Stored data

++++++++

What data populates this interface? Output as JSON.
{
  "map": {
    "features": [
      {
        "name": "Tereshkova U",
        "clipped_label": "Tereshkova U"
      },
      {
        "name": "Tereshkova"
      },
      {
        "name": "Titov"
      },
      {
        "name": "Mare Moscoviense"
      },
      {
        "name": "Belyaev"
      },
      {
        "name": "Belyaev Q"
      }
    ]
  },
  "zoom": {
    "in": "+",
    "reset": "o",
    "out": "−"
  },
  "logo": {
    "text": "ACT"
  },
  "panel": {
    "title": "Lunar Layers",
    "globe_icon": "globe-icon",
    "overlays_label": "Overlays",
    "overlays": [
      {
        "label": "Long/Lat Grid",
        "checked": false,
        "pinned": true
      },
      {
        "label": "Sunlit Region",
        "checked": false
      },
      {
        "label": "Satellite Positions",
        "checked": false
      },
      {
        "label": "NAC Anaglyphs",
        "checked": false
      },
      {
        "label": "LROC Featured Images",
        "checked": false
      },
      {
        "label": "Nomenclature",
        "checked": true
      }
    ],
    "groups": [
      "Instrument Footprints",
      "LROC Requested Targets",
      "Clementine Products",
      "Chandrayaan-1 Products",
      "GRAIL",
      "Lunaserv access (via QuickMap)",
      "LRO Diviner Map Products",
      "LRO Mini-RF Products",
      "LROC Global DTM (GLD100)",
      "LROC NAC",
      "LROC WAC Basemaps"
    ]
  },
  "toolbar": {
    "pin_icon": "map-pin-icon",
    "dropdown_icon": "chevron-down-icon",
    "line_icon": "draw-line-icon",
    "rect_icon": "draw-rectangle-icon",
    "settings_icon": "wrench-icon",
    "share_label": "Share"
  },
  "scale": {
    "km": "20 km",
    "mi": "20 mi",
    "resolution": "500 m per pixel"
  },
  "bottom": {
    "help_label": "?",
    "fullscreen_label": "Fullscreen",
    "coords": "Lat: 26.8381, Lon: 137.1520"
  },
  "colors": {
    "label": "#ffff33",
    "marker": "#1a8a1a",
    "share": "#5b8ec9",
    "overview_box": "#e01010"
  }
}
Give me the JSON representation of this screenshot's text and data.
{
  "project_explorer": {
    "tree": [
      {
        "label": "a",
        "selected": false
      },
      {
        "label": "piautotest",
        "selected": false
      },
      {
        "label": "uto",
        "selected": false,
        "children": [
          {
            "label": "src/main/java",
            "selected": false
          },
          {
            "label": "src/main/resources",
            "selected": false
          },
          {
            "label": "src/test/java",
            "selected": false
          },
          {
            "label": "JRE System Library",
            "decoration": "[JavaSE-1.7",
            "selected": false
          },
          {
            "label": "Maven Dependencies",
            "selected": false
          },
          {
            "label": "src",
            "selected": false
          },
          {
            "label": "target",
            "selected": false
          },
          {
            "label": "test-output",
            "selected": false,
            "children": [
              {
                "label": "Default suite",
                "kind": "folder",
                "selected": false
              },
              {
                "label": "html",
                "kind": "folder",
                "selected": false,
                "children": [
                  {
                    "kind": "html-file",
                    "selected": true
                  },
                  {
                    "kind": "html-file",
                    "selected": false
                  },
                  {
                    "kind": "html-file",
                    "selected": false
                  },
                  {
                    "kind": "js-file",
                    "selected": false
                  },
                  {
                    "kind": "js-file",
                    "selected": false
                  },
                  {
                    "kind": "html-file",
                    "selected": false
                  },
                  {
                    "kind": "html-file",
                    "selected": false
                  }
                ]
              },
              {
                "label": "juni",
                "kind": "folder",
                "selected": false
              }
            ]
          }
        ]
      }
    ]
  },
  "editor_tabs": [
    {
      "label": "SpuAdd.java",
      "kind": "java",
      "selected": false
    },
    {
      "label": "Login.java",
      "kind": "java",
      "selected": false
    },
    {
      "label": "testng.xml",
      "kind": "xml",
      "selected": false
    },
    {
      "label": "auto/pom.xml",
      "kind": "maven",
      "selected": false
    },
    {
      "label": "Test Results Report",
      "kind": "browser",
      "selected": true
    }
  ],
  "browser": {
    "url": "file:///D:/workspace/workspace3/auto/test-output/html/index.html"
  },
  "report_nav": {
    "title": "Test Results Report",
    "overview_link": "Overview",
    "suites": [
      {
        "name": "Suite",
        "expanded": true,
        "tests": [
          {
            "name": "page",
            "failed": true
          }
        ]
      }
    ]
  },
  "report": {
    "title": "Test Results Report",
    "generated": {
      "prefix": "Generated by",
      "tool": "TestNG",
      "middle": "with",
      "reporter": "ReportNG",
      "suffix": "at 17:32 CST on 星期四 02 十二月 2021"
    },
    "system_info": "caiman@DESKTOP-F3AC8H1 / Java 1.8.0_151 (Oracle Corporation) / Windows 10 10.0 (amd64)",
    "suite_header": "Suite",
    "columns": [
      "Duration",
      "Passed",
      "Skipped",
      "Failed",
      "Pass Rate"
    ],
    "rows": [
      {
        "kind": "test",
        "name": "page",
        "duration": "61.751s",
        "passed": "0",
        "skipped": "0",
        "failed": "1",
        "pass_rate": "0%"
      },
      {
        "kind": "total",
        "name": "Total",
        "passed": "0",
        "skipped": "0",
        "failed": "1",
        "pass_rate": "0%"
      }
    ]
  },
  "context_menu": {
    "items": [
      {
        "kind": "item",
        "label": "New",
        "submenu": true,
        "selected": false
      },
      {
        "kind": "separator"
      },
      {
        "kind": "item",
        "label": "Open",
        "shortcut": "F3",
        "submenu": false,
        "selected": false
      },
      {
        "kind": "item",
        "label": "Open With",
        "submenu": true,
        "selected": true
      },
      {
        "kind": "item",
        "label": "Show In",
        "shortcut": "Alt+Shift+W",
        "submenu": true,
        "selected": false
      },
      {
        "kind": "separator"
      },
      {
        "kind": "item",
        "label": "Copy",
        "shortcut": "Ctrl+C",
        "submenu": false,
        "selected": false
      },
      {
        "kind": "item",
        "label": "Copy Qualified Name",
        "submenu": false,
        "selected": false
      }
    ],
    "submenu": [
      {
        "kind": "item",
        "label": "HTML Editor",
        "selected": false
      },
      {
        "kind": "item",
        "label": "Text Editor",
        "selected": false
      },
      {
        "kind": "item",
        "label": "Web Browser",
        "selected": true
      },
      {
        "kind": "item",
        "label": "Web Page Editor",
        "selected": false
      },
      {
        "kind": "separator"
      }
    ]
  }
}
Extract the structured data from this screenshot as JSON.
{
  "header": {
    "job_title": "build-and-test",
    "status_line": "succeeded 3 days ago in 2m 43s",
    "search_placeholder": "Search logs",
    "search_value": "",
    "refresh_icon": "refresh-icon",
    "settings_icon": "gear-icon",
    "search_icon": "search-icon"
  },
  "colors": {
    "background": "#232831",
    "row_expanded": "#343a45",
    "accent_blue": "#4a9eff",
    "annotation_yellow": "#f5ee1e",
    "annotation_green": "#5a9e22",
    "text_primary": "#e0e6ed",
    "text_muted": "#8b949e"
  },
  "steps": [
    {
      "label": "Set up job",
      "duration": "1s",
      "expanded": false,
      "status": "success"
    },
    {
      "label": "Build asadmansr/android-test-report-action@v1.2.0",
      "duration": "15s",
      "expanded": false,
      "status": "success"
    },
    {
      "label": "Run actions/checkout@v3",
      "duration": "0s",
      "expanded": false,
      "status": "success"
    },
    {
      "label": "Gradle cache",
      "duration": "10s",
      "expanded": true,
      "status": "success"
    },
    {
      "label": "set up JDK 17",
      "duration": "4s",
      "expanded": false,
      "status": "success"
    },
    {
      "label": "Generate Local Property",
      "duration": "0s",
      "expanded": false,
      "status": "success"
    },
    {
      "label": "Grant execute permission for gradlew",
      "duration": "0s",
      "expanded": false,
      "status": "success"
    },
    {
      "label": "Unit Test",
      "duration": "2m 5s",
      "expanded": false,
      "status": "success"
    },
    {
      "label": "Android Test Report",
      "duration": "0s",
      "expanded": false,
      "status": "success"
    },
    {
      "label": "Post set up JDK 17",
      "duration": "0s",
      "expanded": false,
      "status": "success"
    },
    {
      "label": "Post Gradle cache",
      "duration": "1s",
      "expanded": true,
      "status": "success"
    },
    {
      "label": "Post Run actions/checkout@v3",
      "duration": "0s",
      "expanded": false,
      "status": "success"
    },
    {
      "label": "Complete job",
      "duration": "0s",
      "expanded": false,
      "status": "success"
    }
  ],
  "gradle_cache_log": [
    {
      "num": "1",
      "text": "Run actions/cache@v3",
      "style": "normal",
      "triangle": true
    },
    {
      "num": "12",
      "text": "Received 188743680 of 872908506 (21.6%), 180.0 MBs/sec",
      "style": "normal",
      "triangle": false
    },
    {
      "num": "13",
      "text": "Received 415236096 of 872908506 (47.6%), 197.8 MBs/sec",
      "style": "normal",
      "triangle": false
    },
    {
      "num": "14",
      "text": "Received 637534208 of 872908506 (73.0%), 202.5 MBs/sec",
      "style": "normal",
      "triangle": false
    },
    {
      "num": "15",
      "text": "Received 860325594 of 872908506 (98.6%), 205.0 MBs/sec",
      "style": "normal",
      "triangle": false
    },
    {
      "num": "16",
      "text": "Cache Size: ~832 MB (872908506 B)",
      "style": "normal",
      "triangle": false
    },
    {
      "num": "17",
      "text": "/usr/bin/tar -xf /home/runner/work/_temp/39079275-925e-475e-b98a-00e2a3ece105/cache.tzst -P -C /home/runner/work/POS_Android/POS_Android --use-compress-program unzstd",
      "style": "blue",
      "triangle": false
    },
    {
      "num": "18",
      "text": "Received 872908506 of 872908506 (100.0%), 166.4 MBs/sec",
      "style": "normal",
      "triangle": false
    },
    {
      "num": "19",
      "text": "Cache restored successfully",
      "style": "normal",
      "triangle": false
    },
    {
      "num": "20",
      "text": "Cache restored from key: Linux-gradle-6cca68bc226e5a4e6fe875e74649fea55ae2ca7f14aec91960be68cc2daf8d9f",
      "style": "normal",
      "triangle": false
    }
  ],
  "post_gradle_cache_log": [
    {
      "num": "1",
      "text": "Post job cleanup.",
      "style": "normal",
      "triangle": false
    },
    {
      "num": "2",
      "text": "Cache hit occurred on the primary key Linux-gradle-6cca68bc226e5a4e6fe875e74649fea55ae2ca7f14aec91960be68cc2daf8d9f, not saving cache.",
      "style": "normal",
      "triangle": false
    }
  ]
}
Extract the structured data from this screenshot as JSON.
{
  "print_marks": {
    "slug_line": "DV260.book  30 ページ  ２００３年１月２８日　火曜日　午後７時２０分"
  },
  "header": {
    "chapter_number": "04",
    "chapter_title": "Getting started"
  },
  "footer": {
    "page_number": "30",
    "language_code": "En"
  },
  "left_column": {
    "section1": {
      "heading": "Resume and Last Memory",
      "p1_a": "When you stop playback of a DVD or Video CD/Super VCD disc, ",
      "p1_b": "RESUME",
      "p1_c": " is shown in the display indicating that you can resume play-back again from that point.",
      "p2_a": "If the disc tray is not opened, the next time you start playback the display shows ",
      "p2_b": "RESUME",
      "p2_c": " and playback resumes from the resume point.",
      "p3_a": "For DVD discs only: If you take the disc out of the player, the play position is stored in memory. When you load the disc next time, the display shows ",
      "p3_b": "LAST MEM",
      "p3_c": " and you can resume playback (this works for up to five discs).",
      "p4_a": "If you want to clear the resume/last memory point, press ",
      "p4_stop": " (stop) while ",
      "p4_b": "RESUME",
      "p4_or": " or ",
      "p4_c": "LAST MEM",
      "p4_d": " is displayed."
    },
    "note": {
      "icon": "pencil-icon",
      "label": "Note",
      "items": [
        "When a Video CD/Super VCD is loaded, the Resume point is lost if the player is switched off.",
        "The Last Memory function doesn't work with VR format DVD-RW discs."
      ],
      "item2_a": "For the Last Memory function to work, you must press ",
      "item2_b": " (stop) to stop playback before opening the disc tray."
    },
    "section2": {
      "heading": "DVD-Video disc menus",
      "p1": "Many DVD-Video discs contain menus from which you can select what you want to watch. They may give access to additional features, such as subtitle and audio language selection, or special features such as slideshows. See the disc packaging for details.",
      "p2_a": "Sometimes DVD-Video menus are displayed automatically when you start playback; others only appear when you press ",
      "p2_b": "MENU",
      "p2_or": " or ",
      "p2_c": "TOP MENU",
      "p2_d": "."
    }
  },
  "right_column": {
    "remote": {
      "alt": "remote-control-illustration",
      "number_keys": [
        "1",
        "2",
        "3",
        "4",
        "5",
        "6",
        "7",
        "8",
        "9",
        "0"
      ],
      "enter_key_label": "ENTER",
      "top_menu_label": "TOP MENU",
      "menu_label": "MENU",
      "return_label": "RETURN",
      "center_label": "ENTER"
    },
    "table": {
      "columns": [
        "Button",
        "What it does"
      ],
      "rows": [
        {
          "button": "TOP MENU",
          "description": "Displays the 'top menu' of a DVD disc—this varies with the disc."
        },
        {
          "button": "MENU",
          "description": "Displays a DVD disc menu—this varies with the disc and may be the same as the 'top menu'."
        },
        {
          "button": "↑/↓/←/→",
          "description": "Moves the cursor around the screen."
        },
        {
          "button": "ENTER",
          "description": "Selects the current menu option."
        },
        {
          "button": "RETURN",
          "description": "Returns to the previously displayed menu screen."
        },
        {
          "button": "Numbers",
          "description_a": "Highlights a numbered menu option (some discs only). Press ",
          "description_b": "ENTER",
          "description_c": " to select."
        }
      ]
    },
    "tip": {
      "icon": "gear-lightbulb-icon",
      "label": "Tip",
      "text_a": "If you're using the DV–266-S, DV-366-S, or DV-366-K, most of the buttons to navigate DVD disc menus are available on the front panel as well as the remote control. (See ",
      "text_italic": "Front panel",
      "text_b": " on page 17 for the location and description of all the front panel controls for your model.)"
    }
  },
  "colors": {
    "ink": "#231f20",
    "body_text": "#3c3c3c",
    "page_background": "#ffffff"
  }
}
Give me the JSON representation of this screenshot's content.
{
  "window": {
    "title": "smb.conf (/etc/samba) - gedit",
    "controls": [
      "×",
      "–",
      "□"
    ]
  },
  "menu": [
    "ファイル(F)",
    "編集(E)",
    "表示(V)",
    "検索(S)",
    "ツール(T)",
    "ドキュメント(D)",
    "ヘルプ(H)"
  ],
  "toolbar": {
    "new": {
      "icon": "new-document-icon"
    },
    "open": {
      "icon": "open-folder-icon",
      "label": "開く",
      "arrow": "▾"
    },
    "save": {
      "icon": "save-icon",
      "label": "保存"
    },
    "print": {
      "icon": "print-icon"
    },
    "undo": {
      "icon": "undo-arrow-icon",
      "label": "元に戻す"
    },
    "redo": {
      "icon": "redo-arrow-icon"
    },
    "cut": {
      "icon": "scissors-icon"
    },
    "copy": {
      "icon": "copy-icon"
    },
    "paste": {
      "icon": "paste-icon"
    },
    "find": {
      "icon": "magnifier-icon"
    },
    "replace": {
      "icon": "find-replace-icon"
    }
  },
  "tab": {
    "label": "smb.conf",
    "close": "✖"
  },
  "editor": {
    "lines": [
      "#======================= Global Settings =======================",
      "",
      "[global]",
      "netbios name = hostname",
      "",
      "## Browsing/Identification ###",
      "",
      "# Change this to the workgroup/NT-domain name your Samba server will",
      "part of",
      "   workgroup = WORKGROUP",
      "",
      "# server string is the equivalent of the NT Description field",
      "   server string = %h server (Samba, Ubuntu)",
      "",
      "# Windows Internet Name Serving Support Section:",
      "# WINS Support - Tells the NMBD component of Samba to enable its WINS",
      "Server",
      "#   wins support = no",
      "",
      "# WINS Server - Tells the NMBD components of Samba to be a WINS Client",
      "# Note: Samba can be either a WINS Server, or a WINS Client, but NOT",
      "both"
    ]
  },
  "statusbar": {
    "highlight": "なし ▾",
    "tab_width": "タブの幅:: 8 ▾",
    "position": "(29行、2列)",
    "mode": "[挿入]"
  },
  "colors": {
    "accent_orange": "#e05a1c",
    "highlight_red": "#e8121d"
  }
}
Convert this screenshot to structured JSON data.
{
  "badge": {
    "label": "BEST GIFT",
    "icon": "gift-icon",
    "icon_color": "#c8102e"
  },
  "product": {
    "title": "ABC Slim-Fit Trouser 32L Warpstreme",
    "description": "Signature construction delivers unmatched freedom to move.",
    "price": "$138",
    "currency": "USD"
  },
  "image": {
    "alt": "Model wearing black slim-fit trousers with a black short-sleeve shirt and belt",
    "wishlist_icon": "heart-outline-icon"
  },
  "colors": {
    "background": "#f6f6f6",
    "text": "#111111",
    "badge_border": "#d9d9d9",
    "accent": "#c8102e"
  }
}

++++++++

▸ **Work to do**:
Identify the lines of the entries containing the string "stop". Copy each such line.

▸ **Solution to this problem**:
      "p1_a": "When you stop playback of a DVD or Video CD/Super VCD disc, ",
      "p4_stop": " (stop) while ",
      "item2_b": " (stop) to stop playback before opening the disc tray."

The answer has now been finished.